■ **ENTRIES PROVIDED**:
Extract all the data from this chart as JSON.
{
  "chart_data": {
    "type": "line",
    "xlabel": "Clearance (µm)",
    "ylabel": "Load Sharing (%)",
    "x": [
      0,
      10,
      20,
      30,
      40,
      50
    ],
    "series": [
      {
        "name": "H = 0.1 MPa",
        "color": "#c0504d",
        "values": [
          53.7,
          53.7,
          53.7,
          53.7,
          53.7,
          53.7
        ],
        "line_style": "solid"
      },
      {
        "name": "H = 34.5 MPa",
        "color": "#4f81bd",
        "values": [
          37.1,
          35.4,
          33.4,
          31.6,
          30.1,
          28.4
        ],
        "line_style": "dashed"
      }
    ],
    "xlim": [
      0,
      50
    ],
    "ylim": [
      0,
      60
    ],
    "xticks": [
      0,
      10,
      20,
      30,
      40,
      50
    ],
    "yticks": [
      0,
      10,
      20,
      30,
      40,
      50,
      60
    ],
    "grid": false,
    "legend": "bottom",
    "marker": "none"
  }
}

■ **AIM**: Write out the full listing exactly as given.

■ **RIGHT ANSWER**:
Extract all the data from this chart as JSON.
{
  "chart_data": {
    "type": "line",
    "xlabel": "Clearance (µm)",
    "ylabel": "Load Sharing (%)",
    "x": [
      0,
      10,
      20,
      30,
      40,
      50
    ],
    "series": [
      {
        "name": "H = 0.1 MPa",
        "color": "#c0504d",
        "values": [
          53.7,
          53.7,
          53.7,
          53.7,
          53.7,
          53.7
        ],
        "line_style": "solid"
      },
      {
        "name": "H = 34.5 MPa",
        "color": "#4f81bd",
        "values": [
          37.1,
          35.4,
          33.4,
          31.6,
          30.1,
          28.4
        ],
        "line_style": "dashed"
      }
    ],
    "xlim": [
      0,
      50
    ],
    "ylim": [
      0,
      60
    ],
    "xticks": [
      0,
      10,
      20,
      30,
      40,
      50
    ],
    "yticks": [
      0,
      10,
      20,
      30,
      40,
      50,
      60
    ],
    "grid": false,
    "legend": "bottom",
    "marker": "none"
  }
}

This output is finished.